*What you will do*: Exactly as written, transcribe the data that follows.
════
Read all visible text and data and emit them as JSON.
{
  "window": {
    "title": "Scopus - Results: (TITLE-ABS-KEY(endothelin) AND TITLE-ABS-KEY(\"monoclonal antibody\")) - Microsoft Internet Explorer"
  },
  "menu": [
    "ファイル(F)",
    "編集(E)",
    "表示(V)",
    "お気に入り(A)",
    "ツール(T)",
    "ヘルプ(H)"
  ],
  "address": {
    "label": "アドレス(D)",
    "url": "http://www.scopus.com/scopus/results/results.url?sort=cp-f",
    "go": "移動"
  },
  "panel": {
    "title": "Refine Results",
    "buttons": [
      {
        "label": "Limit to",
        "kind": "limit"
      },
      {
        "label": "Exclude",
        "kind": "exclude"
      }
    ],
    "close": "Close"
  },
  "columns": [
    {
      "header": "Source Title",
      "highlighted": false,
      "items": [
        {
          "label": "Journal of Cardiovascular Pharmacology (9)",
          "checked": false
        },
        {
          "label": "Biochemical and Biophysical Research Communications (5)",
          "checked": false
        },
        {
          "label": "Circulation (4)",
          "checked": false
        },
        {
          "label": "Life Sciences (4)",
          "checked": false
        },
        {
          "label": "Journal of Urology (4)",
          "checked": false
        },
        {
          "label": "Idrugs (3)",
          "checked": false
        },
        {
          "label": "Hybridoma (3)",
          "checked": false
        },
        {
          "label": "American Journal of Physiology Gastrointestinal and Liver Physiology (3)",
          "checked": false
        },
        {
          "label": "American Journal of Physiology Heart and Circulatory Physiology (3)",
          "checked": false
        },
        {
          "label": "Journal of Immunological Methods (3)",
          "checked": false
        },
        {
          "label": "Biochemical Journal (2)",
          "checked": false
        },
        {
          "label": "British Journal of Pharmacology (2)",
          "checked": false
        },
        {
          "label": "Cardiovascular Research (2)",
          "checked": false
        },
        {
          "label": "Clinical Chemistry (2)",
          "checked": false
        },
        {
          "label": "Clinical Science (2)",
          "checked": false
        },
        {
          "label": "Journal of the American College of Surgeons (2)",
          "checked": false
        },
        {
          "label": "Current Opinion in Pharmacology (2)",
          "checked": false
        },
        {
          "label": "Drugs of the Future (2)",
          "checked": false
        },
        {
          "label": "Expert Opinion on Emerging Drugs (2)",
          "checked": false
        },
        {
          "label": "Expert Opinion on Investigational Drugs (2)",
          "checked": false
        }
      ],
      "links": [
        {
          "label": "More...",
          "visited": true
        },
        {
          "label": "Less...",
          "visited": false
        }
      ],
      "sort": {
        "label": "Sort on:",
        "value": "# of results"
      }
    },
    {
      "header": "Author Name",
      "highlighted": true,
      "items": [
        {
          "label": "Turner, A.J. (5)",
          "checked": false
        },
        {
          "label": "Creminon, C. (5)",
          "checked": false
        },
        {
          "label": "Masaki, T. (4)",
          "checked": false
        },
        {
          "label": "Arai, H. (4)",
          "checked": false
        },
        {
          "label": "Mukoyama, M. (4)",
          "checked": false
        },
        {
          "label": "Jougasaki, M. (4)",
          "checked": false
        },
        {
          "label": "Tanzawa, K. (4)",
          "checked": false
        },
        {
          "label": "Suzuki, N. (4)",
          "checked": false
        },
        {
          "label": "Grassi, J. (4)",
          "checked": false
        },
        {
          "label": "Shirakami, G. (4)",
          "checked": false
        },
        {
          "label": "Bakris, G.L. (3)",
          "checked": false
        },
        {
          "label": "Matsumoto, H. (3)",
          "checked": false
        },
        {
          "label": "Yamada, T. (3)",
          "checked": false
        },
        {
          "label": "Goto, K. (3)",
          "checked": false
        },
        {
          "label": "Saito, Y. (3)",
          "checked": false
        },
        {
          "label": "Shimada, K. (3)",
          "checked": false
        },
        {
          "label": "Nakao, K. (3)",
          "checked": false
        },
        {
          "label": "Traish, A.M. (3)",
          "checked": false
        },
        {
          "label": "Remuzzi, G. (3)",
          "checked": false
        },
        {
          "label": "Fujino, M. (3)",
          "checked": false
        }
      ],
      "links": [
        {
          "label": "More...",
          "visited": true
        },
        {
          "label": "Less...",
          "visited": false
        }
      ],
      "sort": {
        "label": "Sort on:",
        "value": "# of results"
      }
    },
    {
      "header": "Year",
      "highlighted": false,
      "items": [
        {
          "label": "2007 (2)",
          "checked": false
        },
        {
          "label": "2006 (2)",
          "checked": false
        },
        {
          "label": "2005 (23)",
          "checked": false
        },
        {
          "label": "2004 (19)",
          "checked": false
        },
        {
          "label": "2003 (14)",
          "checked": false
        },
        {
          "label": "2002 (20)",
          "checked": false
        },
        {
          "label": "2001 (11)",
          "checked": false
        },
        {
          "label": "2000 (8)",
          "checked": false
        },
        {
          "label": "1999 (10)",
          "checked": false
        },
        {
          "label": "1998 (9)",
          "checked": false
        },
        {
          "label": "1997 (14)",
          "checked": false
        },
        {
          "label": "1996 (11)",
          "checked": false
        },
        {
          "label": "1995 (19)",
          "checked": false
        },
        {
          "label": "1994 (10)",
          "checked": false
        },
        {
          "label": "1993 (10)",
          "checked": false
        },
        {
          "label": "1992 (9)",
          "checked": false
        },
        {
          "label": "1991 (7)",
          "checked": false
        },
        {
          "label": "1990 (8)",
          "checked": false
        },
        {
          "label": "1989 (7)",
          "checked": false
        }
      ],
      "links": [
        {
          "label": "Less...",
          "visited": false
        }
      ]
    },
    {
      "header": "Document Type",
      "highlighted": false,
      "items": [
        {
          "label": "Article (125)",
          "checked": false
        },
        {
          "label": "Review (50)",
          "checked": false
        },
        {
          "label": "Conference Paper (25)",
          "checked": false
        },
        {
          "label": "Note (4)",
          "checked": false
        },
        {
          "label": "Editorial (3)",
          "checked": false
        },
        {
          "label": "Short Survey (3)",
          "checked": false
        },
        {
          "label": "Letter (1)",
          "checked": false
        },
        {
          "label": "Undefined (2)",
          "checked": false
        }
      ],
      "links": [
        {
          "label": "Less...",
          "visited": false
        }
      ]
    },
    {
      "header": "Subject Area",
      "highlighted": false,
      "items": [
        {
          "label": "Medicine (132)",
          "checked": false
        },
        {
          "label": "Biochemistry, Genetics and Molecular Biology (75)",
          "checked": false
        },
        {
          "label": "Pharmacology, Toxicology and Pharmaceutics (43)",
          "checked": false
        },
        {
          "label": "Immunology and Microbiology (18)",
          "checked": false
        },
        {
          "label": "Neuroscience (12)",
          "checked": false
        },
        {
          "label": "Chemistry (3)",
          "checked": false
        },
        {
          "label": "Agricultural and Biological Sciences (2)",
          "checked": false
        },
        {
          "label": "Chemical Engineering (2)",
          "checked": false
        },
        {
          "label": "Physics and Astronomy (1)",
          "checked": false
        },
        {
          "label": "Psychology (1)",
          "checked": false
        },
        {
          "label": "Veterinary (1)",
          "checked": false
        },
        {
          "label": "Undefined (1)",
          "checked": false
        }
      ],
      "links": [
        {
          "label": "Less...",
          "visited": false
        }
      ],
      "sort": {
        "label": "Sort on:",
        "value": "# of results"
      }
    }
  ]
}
════
*Exercise answer*:
Read all visible text and data and emit them as JSON.
{
  "window": {
    "title": "Scopus - Results: (TITLE-ABS-KEY(endothelin) AND TITLE-ABS-KEY(\"monoclonal antibody\")) - Microsoft Internet Explorer"
  },
  "menu": [
    "ファイル(F)",
    "編集(E)",
    "表示(V)",
    "お気に入り(A)",
    "ツール(T)",
    "ヘルプ(H)"
  ],
  "address": {
    "label": "アドレス(D)",
    "url": "http://www.scopus.com/scopus/results/results.url?sort=cp-f",
    "go": "移動"
  },
  "panel": {
    "title": "Refine Results",
    "buttons": [
      {
        "label": "Limit to",
        "kind": "limit"
      },
      {
        "label": "Exclude",
        "kind": "exclude"
      }
    ],
    "close": "Close"
  },
  "columns": [
    {
      "header": "Source Title",
      "highlighted": false,
      "items": [
        {
          "label": "Journal of Cardiovascular Pharmacology (9)",
          "checked": false
        },
        {
          "label": "Biochemical and Biophysical Research Communications (5)",
          "checked": false
        },
        {
          "label": "Circulation (4)",
          "checked": false
        },
        {
          "label": "Life Sciences (4)",
          "checked": false
        },
        {
          "label": "Journal of Urology (4)",
          "checked": false
        },
        {
          "label": "Idrugs (3)",
          "checked": false
        },
        {
          "label": "Hybridoma (3)",
          "checked": false
        },
        {
          "label": "American Journal of Physiology Gastrointestinal and Liver Physiology (3)",
          "checked": false
        },
        {
          "label": "American Journal of Physiology Heart and Circulatory Physiology (3)",
          "checked": false
        },
        {
          "label": "Journal of Immunological Methods (3)",
          "checked": false
        },
        {
          "label": "Biochemical Journal (2)",
          "checked": false
        },
        {
          "label": "British Journal of Pharmacology (2)",
          "checked": false
        },
        {
          "label": "Cardiovascular Research (2)",
          "checked": false
        },
        {
          "label": "Clinical Chemistry (2)",
          "checked": false
        },
        {
          "label": "Clinical Science (2)",
          "checked": false
        },
        {
          "label": "Journal of the American College of Surgeons (2)",
          "checked": false
        },
        {
          "label": "Current Opinion in Pharmacology (2)",
          "checked": false
        },
        {
          "label": "Drugs of the Future (2)",
          "checked": false
        },
        {
          "label": "Expert Opinion on Emerging Drugs (2)",
          "checked": false
        },
        {
          "label": "Expert Opinion on Investigational Drugs (2)",
          "checked": false
        }
      ],
      "links": [
        {
          "label": "More...",
          "visited": true
        },
        {
          "label": "Less...",
          "visited": false
        }
      ],
      "sort": {
        "label": "Sort on:",
        "value": "# of results"
      }
    },
    {
      "header": "Author Name",
      "highlighted": true,
      "items": [
        {
          "label": "Turner, A.J. (5)",
          "checked": false
        },
        {
          "label": "Creminon, C. (5)",
          "checked": false
        },
        {
          "label": "Masaki, T. (4)",
          "checked": false
        },
        {
          "label": "Arai, H. (4)",
          "checked": false
        },
        {
          "label": "Mukoyama, M. (4)",
          "checked": false
        },
        {
          "label": "Jougasaki, M. (4)",
          "checked": false
        },
        {
          "label": "Tanzawa, K. (4)",
          "checked": false
        },
        {
          "label": "Suzuki, N. (4)",
          "checked": false
        },
        {
          "label": "Grassi, J. (4)",
          "checked": false
        },
        {
          "label": "Shirakami, G. (4)",
          "checked": false
        },
        {
          "label": "Bakris, G.L. (3)",
          "checked": false
        },
        {
          "label": "Matsumoto, H. (3)",
          "checked": false
        },
        {
          "label": "Yamada, T. (3)",
          "checked": false
        },
        {
          "label": "Goto, K. (3)",
          "checked": false
        },
        {
          "label": "Saito, Y. (3)",
          "checked": false
        },
        {
          "label": "Shimada, K. (3)",
          "checked": false
        },
        {
          "label": "Nakao, K. (3)",
          "checked": false
        },
        {
          "label": "Traish, A.M. (3)",
          "checked": false
        },
        {
          "label": "Remuzzi, G. (3)",
          "checked": false
        },
        {
          "label": "Fujino, M. (3)",
          "checked": false
        }
      ],
      "links": [
        {
          "label": "More...",
          "visited": true
        },
        {
          "label": "Less...",
          "visited": false
        }
      ],
      "sort": {
        "label": "Sort on:",
        "value": "# of results"
      }
    },
    {
      "header": "Year",
      "highlighted": false,
      "items": [
        {
          "label": "2007 (2)",
          "checked": false
        },
        {
          "label": "2006 (2)",
          "checked": false
        },
        {
          "label": "2005 (23)",
          "checked": false
        },
        {
          "label": "2004 (19)",
          "checked": false
        },
        {
          "label": "2003 (14)",
          "checked": false
        },
        {
          "label": "2002 (20)",
          "checked": false
        },
        {
          "label": "2001 (11)",
          "checked": false
        },
        {
          "label": "2000 (8)",
          "checked": false
        },
        {
          "label": "1999 (10)",
          "checked": false
        },
        {
          "label": "1998 (9)",
          "checked": false
        },
        {
          "label": "1997 (14)",
          "checked": false
        },
        {
          "label": "1996 (11)",
          "checked": false
        },
        {
          "label": "1995 (19)",
          "checked": false
        },
        {
          "label": "1994 (10)",
          "checked": false
        },
        {
          "label": "1993 (10)",
          "checked": false
        },
        {
          "label": "1992 (9)",
          "checked": false
        },
        {
          "label": "1991 (7)",
          "checked": false
        },
        {
          "label": "1990 (8)",
          "checked": false
        },
        {
          "label": "1989 (7)",
          "checked": false
        }
      ],
      "links": [
        {
          "label": "Less...",
          "visited": false
        }
      ]
    },
    {
      "header": "Document Type",
      "highlighted": false,
      "items": [
        {
          "label": "Article (125)",
          "checked": false
        },
        {
          "label": "Review (50)",
          "checked": false
        },
        {
          "label": "Conference Paper (25)",
          "checked": false
        },
        {
          "label": "Note (4)",
          "checked": false
        },
        {
          "label": "Editorial (3)",
          "checked": false
        },
        {
          "label": "Short Survey (3)",
          "checked": false
        },
        {
          "label": "Letter (1)",
          "checked": false
        },
        {
          "label": "Undefined (2)",
          "checked": false
        }
      ],
      "links": [
        {
          "label": "Less...",
          "visited": false
        }
      ]
    },
    {
      "header": "Subject Area",
      "highlighted": false,
      "items": [
        {
          "label": "Medicine (132)",
          "checked": false
        },
        {
          "label": "Biochemistry, Genetics and Molecular Biology (75)",
          "checked": false
        },
        {
          "label": "Pharmacology, Toxicology and Pharmaceutics (43)",
          "checked": false
        },
        {
          "label": "Immunology and Microbiology (18)",
          "checked": false
        },
        {
          "label": "Neuroscience (12)",
          "checked": false
        },
        {
          "label": "Chemistry (3)",
          "checked": false
        },
        {
          "label": "Agricultural and Biological Sciences (2)",
          "checked": false
        },
        {
          "label": "Chemical Engineering (2)",
          "checked": false
        },
        {
          "label": "Physics and Astronomy (1)",
          "checked": false
        },
        {
          "label": "Psychology (1)",
          "checked": false
        },
        {
          "label": "Veterinary (1)",
          "checked": false
        },
        {
          "label": "Undefined (1)",
          "checked": false
        }
      ],
      "links": [
        {
          "label": "Less...",
          "visited": false
        }
      ],
      "sort": {
        "label": "Sort on:",
        "value": "# of results"
      }
    }
  ]
}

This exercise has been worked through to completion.